— Task instructions —
Below are records to transcribe exactly, without their pictures.

Collected data entries
☆ ☆ ☆ ☆ ☆ ☆ ☆

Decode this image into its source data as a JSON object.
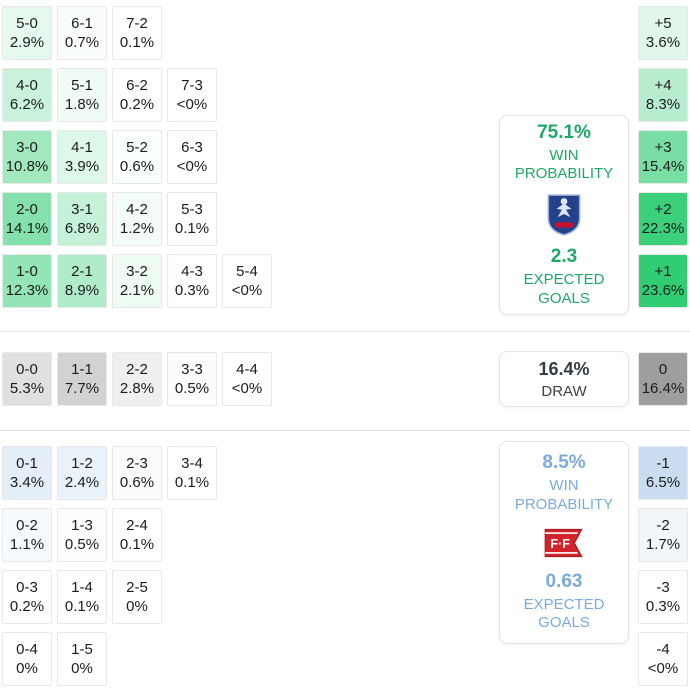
{
  "colors": {
    "home_base_rgb": "46,204,113",
    "draw_base_rgb": "125,125,125",
    "away_base_rgb": "91,155,213",
    "home_text": "#1fa968",
    "away_text": "#7babdd",
    "cell_border": "#e8e8e8",
    "divider": "#e2e2e2",
    "home_crest_blue": "#24428c",
    "home_crest_red": "#c8102e",
    "away_crest_red": "#d2232a"
  },
  "chart_data": {
    "type": "heatmap",
    "title": "Correct score probability matrix with goal-difference column",
    "legend_position": "none",
    "sections": {
      "home": {
        "rows": [
          {
            "cells": [
              {
                "score": "5-0",
                "pct": "2.9%",
                "v": 2.9
              },
              {
                "score": "6-1",
                "pct": "0.7%",
                "v": 0.7
              },
              {
                "score": "7-2",
                "pct": "0.1%",
                "v": 0.1
              }
            ],
            "diff": {
              "label": "+5",
              "pct": "3.6%",
              "v": 3.6
            }
          },
          {
            "cells": [
              {
                "score": "4-0",
                "pct": "6.2%",
                "v": 6.2
              },
              {
                "score": "5-1",
                "pct": "1.8%",
                "v": 1.8
              },
              {
                "score": "6-2",
                "pct": "0.2%",
                "v": 0.2
              },
              {
                "score": "7-3",
                "pct": "<0%",
                "v": 0.03
              }
            ],
            "diff": {
              "label": "+4",
              "pct": "8.3%",
              "v": 8.3
            }
          },
          {
            "cells": [
              {
                "score": "3-0",
                "pct": "10.8%",
                "v": 10.8
              },
              {
                "score": "4-1",
                "pct": "3.9%",
                "v": 3.9
              },
              {
                "score": "5-2",
                "pct": "0.6%",
                "v": 0.6
              },
              {
                "score": "6-3",
                "pct": "<0%",
                "v": 0.03
              }
            ],
            "diff": {
              "label": "+3",
              "pct": "15.4%",
              "v": 15.4
            }
          },
          {
            "cells": [
              {
                "score": "2-0",
                "pct": "14.1%",
                "v": 14.1
              },
              {
                "score": "3-1",
                "pct": "6.8%",
                "v": 6.8
              },
              {
                "score": "4-2",
                "pct": "1.2%",
                "v": 1.2
              },
              {
                "score": "5-3",
                "pct": "0.1%",
                "v": 0.1
              }
            ],
            "diff": {
              "label": "+2",
              "pct": "22.3%",
              "v": 22.3
            }
          },
          {
            "cells": [
              {
                "score": "1-0",
                "pct": "12.3%",
                "v": 12.3
              },
              {
                "score": "2-1",
                "pct": "8.9%",
                "v": 8.9
              },
              {
                "score": "3-2",
                "pct": "2.1%",
                "v": 2.1
              },
              {
                "score": "4-3",
                "pct": "0.3%",
                "v": 0.3
              },
              {
                "score": "5-4",
                "pct": "<0%",
                "v": 0.03
              }
            ],
            "diff": {
              "label": "+1",
              "pct": "23.6%",
              "v": 23.6
            }
          }
        ]
      },
      "draw": {
        "rows": [
          {
            "cells": [
              {
                "score": "0-0",
                "pct": "5.3%",
                "v": 5.3
              },
              {
                "score": "1-1",
                "pct": "7.7%",
                "v": 7.7
              },
              {
                "score": "2-2",
                "pct": "2.8%",
                "v": 2.8
              },
              {
                "score": "3-3",
                "pct": "0.5%",
                "v": 0.5
              },
              {
                "score": "4-4",
                "pct": "<0%",
                "v": 0.03
              }
            ],
            "diff": {
              "label": "0",
              "pct": "16.4%",
              "v": 16.4
            }
          }
        ]
      },
      "away": {
        "rows": [
          {
            "cells": [
              {
                "score": "0-1",
                "pct": "3.4%",
                "v": 3.4
              },
              {
                "score": "1-2",
                "pct": "2.4%",
                "v": 2.4
              },
              {
                "score": "2-3",
                "pct": "0.6%",
                "v": 0.6
              },
              {
                "score": "3-4",
                "pct": "0.1%",
                "v": 0.1
              }
            ],
            "diff": {
              "label": "-1",
              "pct": "6.5%",
              "v": 6.5
            }
          },
          {
            "cells": [
              {
                "score": "0-2",
                "pct": "1.1%",
                "v": 1.1
              },
              {
                "score": "1-3",
                "pct": "0.5%",
                "v": 0.5
              },
              {
                "score": "2-4",
                "pct": "0.1%",
                "v": 0.1
              }
            ],
            "diff": {
              "label": "-2",
              "pct": "1.7%",
              "v": 1.7
            }
          },
          {
            "cells": [
              {
                "score": "0-3",
                "pct": "0.2%",
                "v": 0.2
              },
              {
                "score": "1-4",
                "pct": "0.1%",
                "v": 0.1
              },
              {
                "score": "2-5",
                "pct": "0%",
                "v": 0
              }
            ],
            "diff": {
              "label": "-3",
              "pct": "0.3%",
              "v": 0.3
            }
          },
          {
            "cells": [
              {
                "score": "0-4",
                "pct": "0%",
                "v": 0
              },
              {
                "score": "1-5",
                "pct": "0%",
                "v": 0
              }
            ],
            "diff": {
              "label": "-4",
              "pct": "<0%",
              "v": 0.03
            }
          }
        ]
      }
    }
  },
  "panels": {
    "home": {
      "win_pct": "75.1%",
      "win_label": "WIN PROBABILITY",
      "expected_goals": "2.3",
      "expected_goals_label": "EXPECTED GOALS"
    },
    "draw": {
      "pct": "16.4%",
      "label": "DRAW"
    },
    "away": {
      "win_pct": "8.5%",
      "win_label": "WIN PROBABILITY",
      "expected_goals": "0.63",
      "expected_goals_label": "EXPECTED GOALS"
    }
  }
}
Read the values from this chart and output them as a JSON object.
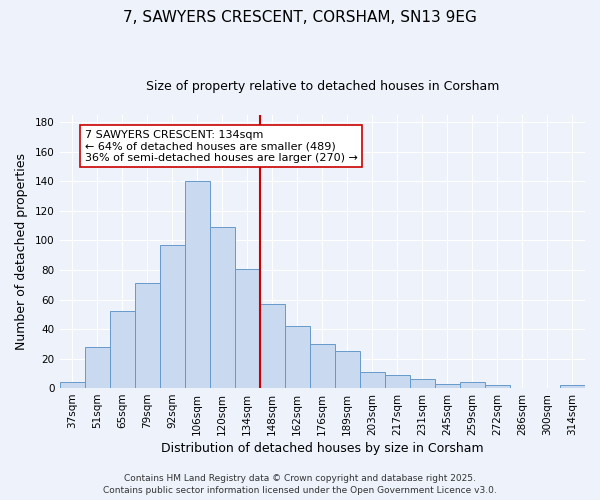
{
  "title": "7, SAWYERS CRESCENT, CORSHAM, SN13 9EG",
  "subtitle": "Size of property relative to detached houses in Corsham",
  "xlabel": "Distribution of detached houses by size in Corsham",
  "ylabel": "Number of detached properties",
  "bin_labels": [
    "37sqm",
    "51sqm",
    "65sqm",
    "79sqm",
    "92sqm",
    "106sqm",
    "120sqm",
    "134sqm",
    "148sqm",
    "162sqm",
    "176sqm",
    "189sqm",
    "203sqm",
    "217sqm",
    "231sqm",
    "245sqm",
    "259sqm",
    "272sqm",
    "286sqm",
    "300sqm",
    "314sqm"
  ],
  "bar_heights": [
    4,
    28,
    52,
    71,
    97,
    140,
    109,
    81,
    57,
    42,
    30,
    25,
    11,
    9,
    6,
    3,
    4,
    2,
    0,
    0,
    2
  ],
  "bar_color": "#c9d9f0",
  "bar_edge_color": "#6699cc",
  "vline_position": 7.5,
  "vline_color": "#cc0000",
  "ylim": [
    0,
    185
  ],
  "yticks": [
    0,
    20,
    40,
    60,
    80,
    100,
    120,
    140,
    160,
    180
  ],
  "annotation_title": "7 SAWYERS CRESCENT: 134sqm",
  "annotation_line1": "← 64% of detached houses are smaller (489)",
  "annotation_line2": "36% of semi-detached houses are larger (270) →",
  "annotation_box_color": "#ffffff",
  "annotation_box_edge": "#cc0000",
  "footer1": "Contains HM Land Registry data © Crown copyright and database right 2025.",
  "footer2": "Contains public sector information licensed under the Open Government Licence v3.0.",
  "background_color": "#eef2fb",
  "grid_color": "#ffffff",
  "title_fontsize": 11,
  "subtitle_fontsize": 9,
  "axis_label_fontsize": 9,
  "tick_fontsize": 7.5,
  "annotation_fontsize": 8,
  "footer_fontsize": 6.5
}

☆ ☆ ☆ ☆ ☆ ☆ ☆

— Answer —
Decode this image into its source data as a JSON object.
{
  "colors": {
    "home_base_rgb": "46,204,113",
    "draw_base_rgb": "125,125,125",
    "away_base_rgb": "91,155,213",
    "home_text": "#1fa968",
    "away_text": "#7babdd",
    "cell_border": "#e8e8e8",
    "divider": "#e2e2e2",
    "home_crest_blue": "#24428c",
    "home_crest_red": "#c8102e",
    "away_crest_red": "#d2232a"
  },
  "chart_data": {
    "type": "heatmap",
    "title": "Correct score probability matrix with goal-difference column",
    "legend_position": "none",
    "sections": {
      "home": {
        "rows": [
          {
            "cells": [
              {
                "score": "5-0",
                "pct": "2.9%",
                "v": 2.9
              },
              {
                "score": "6-1",
                "pct": "0.7%",
                "v": 0.7
              },
              {
                "score": "7-2",
                "pct": "0.1%",
                "v": 0.1
              }
            ],
            "diff": {
              "label": "+5",
              "pct": "3.6%",
              "v": 3.6
            }
          },
          {
            "cells": [
              {
                "score": "4-0",
                "pct": "6.2%",
                "v": 6.2
              },
              {
                "score": "5-1",
                "pct": "1.8%",
                "v": 1.8
              },
              {
                "score": "6-2",
                "pct": "0.2%",
                "v": 0.2
              },
              {
                "score": "7-3",
                "pct": "<0%",
                "v": 0.03
              }
            ],
            "diff": {
              "label": "+4",
              "pct": "8.3%",
              "v": 8.3
            }
          },
          {
            "cells": [
              {
                "score": "3-0",
                "pct": "10.8%",
                "v": 10.8
              },
              {
                "score": "4-1",
                "pct": "3.9%",
                "v": 3.9
              },
              {
                "score": "5-2",
                "pct": "0.6%",
                "v": 0.6
              },
              {
                "score": "6-3",
                "pct": "<0%",
                "v": 0.03
              }
            ],
            "diff": {
              "label": "+3",
              "pct": "15.4%",
              "v": 15.4
            }
          },
          {
            "cells": [
              {
                "score": "2-0",
                "pct": "14.1%",
                "v": 14.1
              },
              {
                "score": "3-1",
                "pct": "6.8%",
                "v": 6.8
              },
              {
                "score": "4-2",
                "pct": "1.2%",
                "v": 1.2
              },
              {
                "score": "5-3",
                "pct": "0.1%",
                "v": 0.1
              }
            ],
            "diff": {
              "label": "+2",
              "pct": "22.3%",
              "v": 22.3
            }
          },
          {
            "cells": [
              {
                "score": "1-0",
                "pct": "12.3%",
                "v": 12.3
              },
              {
                "score": "2-1",
                "pct": "8.9%",
                "v": 8.9
              },
              {
                "score": "3-2",
                "pct": "2.1%",
                "v": 2.1
              },
              {
                "score": "4-3",
                "pct": "0.3%",
                "v": 0.3
              },
              {
                "score": "5-4",
                "pct": "<0%",
                "v": 0.03
              }
            ],
            "diff": {
              "label": "+1",
              "pct": "23.6%",
              "v": 23.6
            }
          }
        ]
      },
      "draw": {
        "rows": [
          {
            "cells": [
              {
                "score": "0-0",
                "pct": "5.3%",
                "v": 5.3
              },
              {
                "score": "1-1",
                "pct": "7.7%",
                "v": 7.7
              },
              {
                "score": "2-2",
                "pct": "2.8%",
                "v": 2.8
              },
              {
                "score": "3-3",
                "pct": "0.5%",
                "v": 0.5
              },
              {
                "score": "4-4",
                "pct": "<0%",
                "v": 0.03
              }
            ],
            "diff": {
              "label": "0",
              "pct": "16.4%",
              "v": 16.4
            }
          }
        ]
      },
      "away": {
        "rows": [
          {
            "cells": [
              {
                "score": "0-1",
                "pct": "3.4%",
                "v": 3.4
              },
              {
                "score": "1-2",
                "pct": "2.4%",
                "v": 2.4
              },
              {
                "score": "2-3",
                "pct": "0.6%",
                "v": 0.6
              },
              {
                "score": "3-4",
                "pct": "0.1%",
                "v": 0.1
              }
            ],
            "diff": {
              "label": "-1",
              "pct": "6.5%",
              "v": 6.5
            }
          },
          {
            "cells": [
              {
                "score": "0-2",
                "pct": "1.1%",
                "v": 1.1
              },
              {
                "score": "1-3",
                "pct": "0.5%",
                "v": 0.5
              },
              {
                "score": "2-4",
                "pct": "0.1%",
                "v": 0.1
              }
            ],
            "diff": {
              "label": "-2",
              "pct": "1.7%",
              "v": 1.7
            }
          },
          {
            "cells": [
              {
                "score": "0-3",
                "pct": "0.2%",
                "v": 0.2
              },
              {
                "score": "1-4",
                "pct": "0.1%",
                "v": 0.1
              },
              {
                "score": "2-5",
                "pct": "0%",
                "v": 0
              }
            ],
            "diff": {
              "label": "-3",
              "pct": "0.3%",
              "v": 0.3
            }
          },
          {
            "cells": [
              {
                "score": "0-4",
                "pct": "0%",
                "v": 0
              },
              {
                "score": "1-5",
                "pct": "0%",
                "v": 0
              }
            ],
            "diff": {
              "label": "-4",
              "pct": "<0%",
              "v": 0.03
            }
          }
        ]
      }
    }
  },
  "panels": {
    "home": {
      "win_pct": "75.1%",
      "win_label": "WIN PROBABILITY",
      "expected_goals": "2.3",
      "expected_goals_label": "EXPECTED GOALS"
    },
    "draw": {
      "pct": "16.4%",
      "label": "DRAW"
    },
    "away": {
      "win_pct": "8.5%",
      "win_label": "WIN PROBABILITY",
      "expected_goals": "0.63",
      "expected_goals_label": "EXPECTED GOALS"
    }
  }
}
Read the values from this chart and output them as a JSON object.
{
  "title": "7, SAWYERS CRESCENT, CORSHAM, SN13 9EG",
  "subtitle": "Size of property relative to detached houses in Corsham",
  "xlabel": "Distribution of detached houses by size in Corsham",
  "ylabel": "Number of detached properties",
  "bin_labels": [
    "37sqm",
    "51sqm",
    "65sqm",
    "79sqm",
    "92sqm",
    "106sqm",
    "120sqm",
    "134sqm",
    "148sqm",
    "162sqm",
    "176sqm",
    "189sqm",
    "203sqm",
    "217sqm",
    "231sqm",
    "245sqm",
    "259sqm",
    "272sqm",
    "286sqm",
    "300sqm",
    "314sqm"
  ],
  "bar_heights": [
    4,
    28,
    52,
    71,
    97,
    140,
    109,
    81,
    57,
    42,
    30,
    25,
    11,
    9,
    6,
    3,
    4,
    2,
    0,
    0,
    2
  ],
  "bar_color": "#c9d9f0",
  "bar_edge_color": "#6699cc",
  "vline_position": 7.5,
  "vline_color": "#cc0000",
  "ylim": [
    0,
    185
  ],
  "yticks": [
    0,
    20,
    40,
    60,
    80,
    100,
    120,
    140,
    160,
    180
  ],
  "annotation_title": "7 SAWYERS CRESCENT: 134sqm",
  "annotation_line1": "← 64% of detached houses are smaller (489)",
  "annotation_line2": "36% of semi-detached houses are larger (270) →",
  "annotation_box_color": "#ffffff",
  "annotation_box_edge": "#cc0000",
  "footer1": "Contains HM Land Registry data © Crown copyright and database right 2025.",
  "footer2": "Contains public sector information licensed under the Open Government Licence v3.0.",
  "background_color": "#eef2fb",
  "grid_color": "#ffffff",
  "title_fontsize": 11,
  "subtitle_fontsize": 9,
  "axis_label_fontsize": 9,
  "tick_fontsize": 7.5,
  "annotation_fontsize": 8,
  "footer_fontsize": 6.5
}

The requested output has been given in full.